TASK DIRECTIONS:
Tally the lines that contain "name" and report the total alone.

SUPPLIED MATERIAL:

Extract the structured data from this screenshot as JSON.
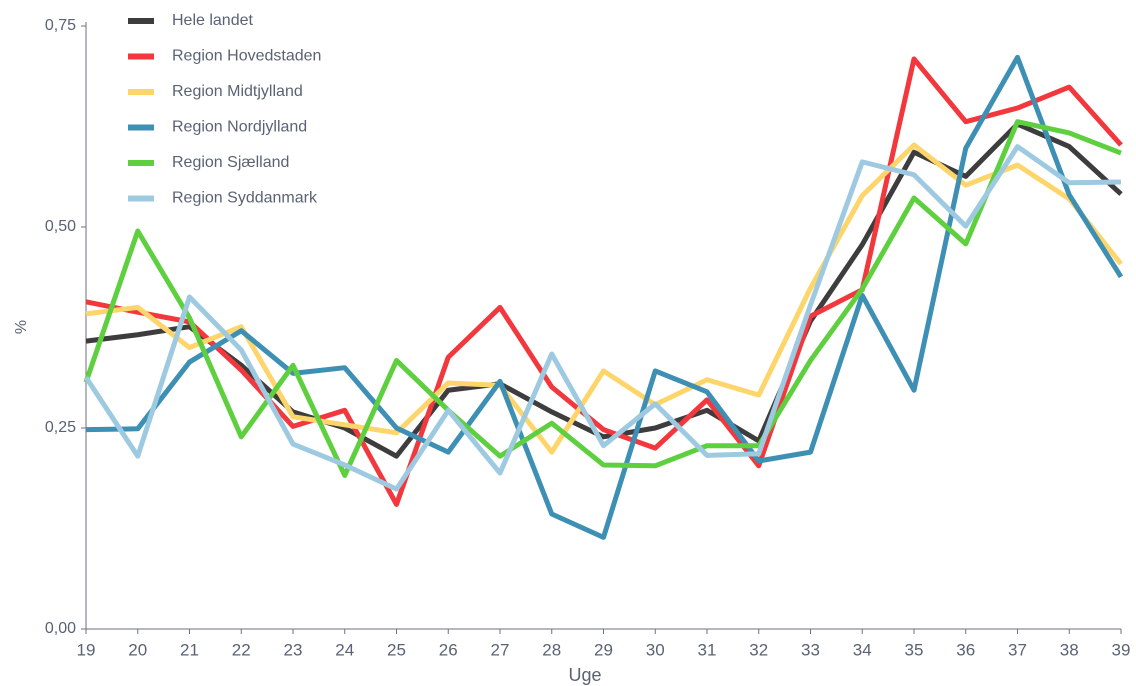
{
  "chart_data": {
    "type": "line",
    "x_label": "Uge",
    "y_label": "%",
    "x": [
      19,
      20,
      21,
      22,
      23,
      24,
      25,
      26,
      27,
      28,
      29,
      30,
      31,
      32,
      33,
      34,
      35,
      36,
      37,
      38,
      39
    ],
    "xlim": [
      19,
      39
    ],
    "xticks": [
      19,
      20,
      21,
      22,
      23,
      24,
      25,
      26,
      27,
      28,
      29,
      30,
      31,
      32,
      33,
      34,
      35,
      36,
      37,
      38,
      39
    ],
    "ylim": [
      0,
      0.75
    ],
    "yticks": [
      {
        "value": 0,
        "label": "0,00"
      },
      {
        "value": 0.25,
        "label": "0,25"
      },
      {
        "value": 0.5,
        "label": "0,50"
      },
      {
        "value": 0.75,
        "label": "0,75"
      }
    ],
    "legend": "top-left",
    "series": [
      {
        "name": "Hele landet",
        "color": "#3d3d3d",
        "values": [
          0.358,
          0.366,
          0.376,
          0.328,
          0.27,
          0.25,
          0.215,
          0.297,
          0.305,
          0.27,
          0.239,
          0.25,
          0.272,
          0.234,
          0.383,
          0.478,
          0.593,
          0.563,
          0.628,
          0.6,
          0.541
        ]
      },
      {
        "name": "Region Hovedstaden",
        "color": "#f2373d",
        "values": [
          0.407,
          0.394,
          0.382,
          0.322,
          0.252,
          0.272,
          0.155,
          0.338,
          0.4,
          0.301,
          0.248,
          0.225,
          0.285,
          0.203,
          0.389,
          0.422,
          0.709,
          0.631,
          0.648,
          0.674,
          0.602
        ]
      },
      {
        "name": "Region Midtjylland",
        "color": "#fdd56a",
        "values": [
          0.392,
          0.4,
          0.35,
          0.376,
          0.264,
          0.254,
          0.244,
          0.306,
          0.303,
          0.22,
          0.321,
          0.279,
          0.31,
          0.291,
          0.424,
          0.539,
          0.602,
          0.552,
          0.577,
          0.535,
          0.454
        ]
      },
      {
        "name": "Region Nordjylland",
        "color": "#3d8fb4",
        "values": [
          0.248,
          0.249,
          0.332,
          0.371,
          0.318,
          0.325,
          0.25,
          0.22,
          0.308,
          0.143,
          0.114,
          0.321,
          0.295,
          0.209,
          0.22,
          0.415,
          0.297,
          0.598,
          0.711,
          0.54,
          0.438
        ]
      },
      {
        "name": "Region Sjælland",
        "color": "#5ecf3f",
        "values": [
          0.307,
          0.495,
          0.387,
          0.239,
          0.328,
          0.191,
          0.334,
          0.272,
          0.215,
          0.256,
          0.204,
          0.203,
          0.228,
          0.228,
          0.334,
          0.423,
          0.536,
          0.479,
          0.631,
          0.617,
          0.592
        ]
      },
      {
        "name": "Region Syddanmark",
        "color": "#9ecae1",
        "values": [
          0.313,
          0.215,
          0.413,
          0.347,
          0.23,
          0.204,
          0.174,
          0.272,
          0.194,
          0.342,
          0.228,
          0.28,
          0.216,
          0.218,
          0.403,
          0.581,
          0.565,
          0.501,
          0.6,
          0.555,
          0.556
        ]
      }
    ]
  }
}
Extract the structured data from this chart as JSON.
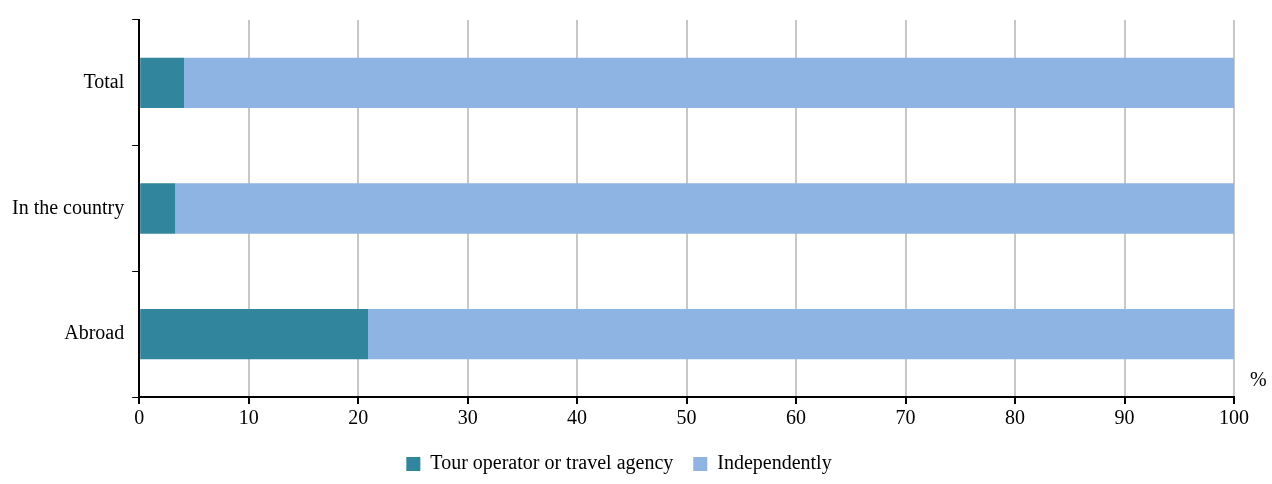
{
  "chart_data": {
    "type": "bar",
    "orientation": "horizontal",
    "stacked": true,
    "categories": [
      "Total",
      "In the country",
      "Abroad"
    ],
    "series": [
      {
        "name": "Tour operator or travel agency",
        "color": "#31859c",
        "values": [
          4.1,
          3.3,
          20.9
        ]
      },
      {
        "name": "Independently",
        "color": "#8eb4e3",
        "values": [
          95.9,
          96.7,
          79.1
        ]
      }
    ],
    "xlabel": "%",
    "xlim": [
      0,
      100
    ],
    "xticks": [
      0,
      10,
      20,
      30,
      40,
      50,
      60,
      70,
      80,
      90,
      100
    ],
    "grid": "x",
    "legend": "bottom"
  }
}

--

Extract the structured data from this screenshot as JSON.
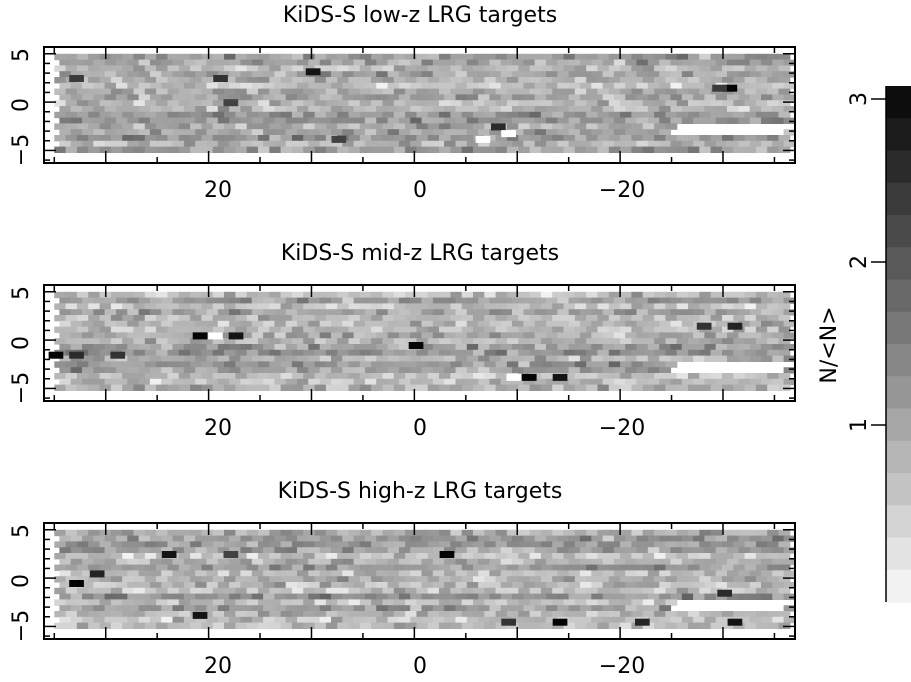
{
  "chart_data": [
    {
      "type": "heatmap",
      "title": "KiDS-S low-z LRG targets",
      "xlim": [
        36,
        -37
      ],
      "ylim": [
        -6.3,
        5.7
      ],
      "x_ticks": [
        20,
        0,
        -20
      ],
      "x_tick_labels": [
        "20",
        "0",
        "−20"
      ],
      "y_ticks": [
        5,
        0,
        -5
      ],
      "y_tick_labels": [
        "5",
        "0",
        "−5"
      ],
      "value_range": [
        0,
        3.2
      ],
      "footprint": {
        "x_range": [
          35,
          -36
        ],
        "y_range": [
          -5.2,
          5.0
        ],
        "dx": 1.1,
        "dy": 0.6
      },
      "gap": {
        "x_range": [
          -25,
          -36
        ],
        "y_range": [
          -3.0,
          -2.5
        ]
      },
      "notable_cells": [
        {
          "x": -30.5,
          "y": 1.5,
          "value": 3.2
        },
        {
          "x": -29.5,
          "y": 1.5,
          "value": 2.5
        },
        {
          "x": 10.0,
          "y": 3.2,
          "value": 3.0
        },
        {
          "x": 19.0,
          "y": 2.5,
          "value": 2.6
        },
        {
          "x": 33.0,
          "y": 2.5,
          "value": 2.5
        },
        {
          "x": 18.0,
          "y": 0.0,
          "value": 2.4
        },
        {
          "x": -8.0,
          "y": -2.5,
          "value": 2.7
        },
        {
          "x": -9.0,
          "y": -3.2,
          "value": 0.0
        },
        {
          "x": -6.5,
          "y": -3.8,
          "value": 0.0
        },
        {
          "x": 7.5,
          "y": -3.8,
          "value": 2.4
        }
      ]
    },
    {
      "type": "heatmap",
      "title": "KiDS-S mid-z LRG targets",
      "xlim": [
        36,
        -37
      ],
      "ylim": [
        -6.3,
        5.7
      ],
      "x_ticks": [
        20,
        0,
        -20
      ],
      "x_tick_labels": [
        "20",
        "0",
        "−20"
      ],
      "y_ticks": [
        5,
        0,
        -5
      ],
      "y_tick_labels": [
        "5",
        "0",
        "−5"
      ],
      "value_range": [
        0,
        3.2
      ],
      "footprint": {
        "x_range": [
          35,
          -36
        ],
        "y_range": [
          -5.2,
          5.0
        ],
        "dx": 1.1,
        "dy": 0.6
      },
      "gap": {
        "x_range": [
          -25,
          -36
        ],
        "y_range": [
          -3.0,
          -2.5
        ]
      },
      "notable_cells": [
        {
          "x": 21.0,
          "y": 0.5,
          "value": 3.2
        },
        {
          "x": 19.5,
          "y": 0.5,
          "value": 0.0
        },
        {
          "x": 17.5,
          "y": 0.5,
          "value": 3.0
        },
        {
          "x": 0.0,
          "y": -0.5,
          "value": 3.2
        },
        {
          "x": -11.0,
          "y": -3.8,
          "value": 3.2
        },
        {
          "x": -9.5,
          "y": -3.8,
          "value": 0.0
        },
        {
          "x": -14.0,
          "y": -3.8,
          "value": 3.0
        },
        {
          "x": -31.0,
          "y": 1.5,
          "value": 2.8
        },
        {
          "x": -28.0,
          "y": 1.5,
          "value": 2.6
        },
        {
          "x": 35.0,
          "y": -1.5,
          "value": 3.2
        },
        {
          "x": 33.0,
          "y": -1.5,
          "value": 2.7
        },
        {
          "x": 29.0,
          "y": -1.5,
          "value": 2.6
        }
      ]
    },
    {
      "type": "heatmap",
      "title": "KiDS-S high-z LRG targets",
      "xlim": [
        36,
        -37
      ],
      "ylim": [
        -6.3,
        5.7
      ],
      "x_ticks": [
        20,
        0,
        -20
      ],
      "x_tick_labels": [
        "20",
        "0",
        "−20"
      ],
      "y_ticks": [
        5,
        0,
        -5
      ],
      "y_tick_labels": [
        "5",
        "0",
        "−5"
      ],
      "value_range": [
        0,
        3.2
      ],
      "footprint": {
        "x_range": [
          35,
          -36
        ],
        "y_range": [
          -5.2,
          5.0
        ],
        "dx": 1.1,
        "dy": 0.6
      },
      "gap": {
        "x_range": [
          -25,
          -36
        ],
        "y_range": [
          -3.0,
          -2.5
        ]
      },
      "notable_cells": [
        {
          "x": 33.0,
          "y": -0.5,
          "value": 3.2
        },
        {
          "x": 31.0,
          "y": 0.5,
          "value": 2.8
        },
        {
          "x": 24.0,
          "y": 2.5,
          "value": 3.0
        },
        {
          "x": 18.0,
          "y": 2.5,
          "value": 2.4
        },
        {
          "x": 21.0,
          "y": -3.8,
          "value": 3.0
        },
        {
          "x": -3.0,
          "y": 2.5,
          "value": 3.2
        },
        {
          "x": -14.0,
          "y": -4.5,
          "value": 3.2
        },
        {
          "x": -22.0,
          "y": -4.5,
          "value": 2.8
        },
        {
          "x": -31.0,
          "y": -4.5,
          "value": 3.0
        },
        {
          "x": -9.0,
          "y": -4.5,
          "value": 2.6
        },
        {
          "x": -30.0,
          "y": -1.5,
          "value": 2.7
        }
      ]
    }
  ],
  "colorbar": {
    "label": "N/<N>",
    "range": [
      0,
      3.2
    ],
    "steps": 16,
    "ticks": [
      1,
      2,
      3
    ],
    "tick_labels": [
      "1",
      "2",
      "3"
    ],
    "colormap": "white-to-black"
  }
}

SOLUTION TO THIS TASK:
8